# RECORDS SHOWN
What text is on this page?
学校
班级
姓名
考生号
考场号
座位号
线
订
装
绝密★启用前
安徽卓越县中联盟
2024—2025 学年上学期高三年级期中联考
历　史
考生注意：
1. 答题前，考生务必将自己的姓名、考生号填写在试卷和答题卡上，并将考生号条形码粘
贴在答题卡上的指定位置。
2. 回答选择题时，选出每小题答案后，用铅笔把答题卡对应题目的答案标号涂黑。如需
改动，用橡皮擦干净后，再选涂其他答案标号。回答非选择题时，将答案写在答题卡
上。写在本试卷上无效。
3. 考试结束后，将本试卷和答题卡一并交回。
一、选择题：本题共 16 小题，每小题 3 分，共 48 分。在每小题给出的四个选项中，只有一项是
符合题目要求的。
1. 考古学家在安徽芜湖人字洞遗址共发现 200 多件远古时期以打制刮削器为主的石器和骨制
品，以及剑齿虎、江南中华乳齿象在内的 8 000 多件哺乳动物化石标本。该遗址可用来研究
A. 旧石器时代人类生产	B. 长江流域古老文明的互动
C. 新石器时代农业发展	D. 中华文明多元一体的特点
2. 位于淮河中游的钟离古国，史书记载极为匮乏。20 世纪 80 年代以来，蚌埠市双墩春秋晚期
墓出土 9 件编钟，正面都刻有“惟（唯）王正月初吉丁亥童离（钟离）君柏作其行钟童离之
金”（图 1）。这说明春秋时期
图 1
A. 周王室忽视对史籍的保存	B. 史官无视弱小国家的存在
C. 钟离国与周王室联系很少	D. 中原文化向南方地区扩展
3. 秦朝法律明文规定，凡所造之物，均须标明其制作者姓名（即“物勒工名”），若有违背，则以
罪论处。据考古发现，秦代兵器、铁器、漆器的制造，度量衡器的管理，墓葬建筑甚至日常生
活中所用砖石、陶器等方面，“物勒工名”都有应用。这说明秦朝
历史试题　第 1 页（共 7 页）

# GIVEN TASK
Retype all of the material above with every character intact.

# RESULT OF THE EXERCISE
What text is on this page?
学校
班级
姓名
考生号
考场号
座位号
线
订
装
绝密★启用前
安徽卓越县中联盟
2024—2025 学年上学期高三年级期中联考
历　史
考生注意：
1. 答题前，考生务必将自己的姓名、考生号填写在试卷和答题卡上，并将考生号条形码粘
贴在答题卡上的指定位置。
2. 回答选择题时，选出每小题答案后，用铅笔把答题卡对应题目的答案标号涂黑。如需
改动，用橡皮擦干净后，再选涂其他答案标号。回答非选择题时，将答案写在答题卡
上。写在本试卷上无效。
3. 考试结束后，将本试卷和答题卡一并交回。
一、选择题：本题共 16 小题，每小题 3 分，共 48 分。在每小题给出的四个选项中，只有一项是
符合题目要求的。
1. 考古学家在安徽芜湖人字洞遗址共发现 200 多件远古时期以打制刮削器为主的石器和骨制
品，以及剑齿虎、江南中华乳齿象在内的 8 000 多件哺乳动物化石标本。该遗址可用来研究
A. 旧石器时代人类生产	B. 长江流域古老文明的互动
C. 新石器时代农业发展	D. 中华文明多元一体的特点
2. 位于淮河中游的钟离古国，史书记载极为匮乏。20 世纪 80 年代以来，蚌埠市双墩春秋晚期
墓出土 9 件编钟，正面都刻有“惟（唯）王正月初吉丁亥童离（钟离）君柏作其行钟童离之
金”（图 1）。这说明春秋时期
图 1
A. 周王室忽视对史籍的保存	B. 史官无视弱小国家的存在
C. 钟离国与周王室联系很少	D. 中原文化向南方地区扩展
3. 秦朝法律明文规定，凡所造之物，均须标明其制作者姓名（即“物勒工名”），若有违背，则以
罪论处。据考古发现，秦代兵器、铁器、漆器的制造，度量衡器的管理，墓葬建筑甚至日常生
活中所用砖石、陶器等方面，“物勒工名”都有应用。这说明秦朝
历史试题　第 1 页（共 7 页）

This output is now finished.